Nothing may be dropped or altered: reproduce all the data.

PROVIDED MATERIAL →
□ □ □ □

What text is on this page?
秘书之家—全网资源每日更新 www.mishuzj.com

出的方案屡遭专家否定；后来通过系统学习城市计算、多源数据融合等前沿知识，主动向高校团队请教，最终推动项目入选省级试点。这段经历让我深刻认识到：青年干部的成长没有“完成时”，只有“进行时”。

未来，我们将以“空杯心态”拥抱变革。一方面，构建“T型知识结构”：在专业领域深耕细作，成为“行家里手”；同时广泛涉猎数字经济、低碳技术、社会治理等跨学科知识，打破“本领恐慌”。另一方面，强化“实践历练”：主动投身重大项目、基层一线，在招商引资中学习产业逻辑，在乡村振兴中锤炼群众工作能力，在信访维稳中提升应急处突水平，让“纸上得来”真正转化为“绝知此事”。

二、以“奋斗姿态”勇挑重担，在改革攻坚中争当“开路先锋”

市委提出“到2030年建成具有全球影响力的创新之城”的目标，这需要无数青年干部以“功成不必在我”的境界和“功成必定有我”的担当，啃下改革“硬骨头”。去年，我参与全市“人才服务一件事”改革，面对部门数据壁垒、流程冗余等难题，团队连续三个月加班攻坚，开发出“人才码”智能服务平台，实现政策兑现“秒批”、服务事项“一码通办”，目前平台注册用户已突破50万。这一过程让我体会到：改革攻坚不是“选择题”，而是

□ □ □ □

RESPONSE →
What text is on this page?
秘书之家—全网资源每日更新 www.mishuzj.com

出的方案屡遭专家否定；后来通过系统学习城市计算、多源数据融合等前沿知识，主动向高校团队请教，最终推动项目入选省级试点。这段经历让我深刻认识到：青年干部的成长没有“完成时”，只有“进行时”。

未来，我们将以“空杯心态”拥抱变革。一方面，构建“T型知识结构”：在专业领域深耕细作，成为“行家里手”；同时广泛涉猎数字经济、低碳技术、社会治理等跨学科知识，打破“本领恐慌”。另一方面，强化“实践历练”：主动投身重大项目、基层一线，在招商引资中学习产业逻辑，在乡村振兴中锤炼群众工作能力，在信访维稳中提升应急处突水平，让“纸上得来”真正转化为“绝知此事”。

二、以“奋斗姿态”勇挑重担，在改革攻坚中争当“开路先锋”

市委提出“到2030年建成具有全球影响力的创新之城”的目标，这需要无数青年干部以“功成不必在我”的境界和“功成必定有我”的担当，啃下改革“硬骨头”。去年，我参与全市“人才服务一件事”改革，面对部门数据壁垒、流程冗余等难题，团队连续三个月加班攻坚，开发出“人才码”智能服务平台，实现政策兑现“秒批”、服务事项“一码通办”，目前平台注册用户已突破50万。这一过程让我体会到：改革攻坚不是“选择题”，而是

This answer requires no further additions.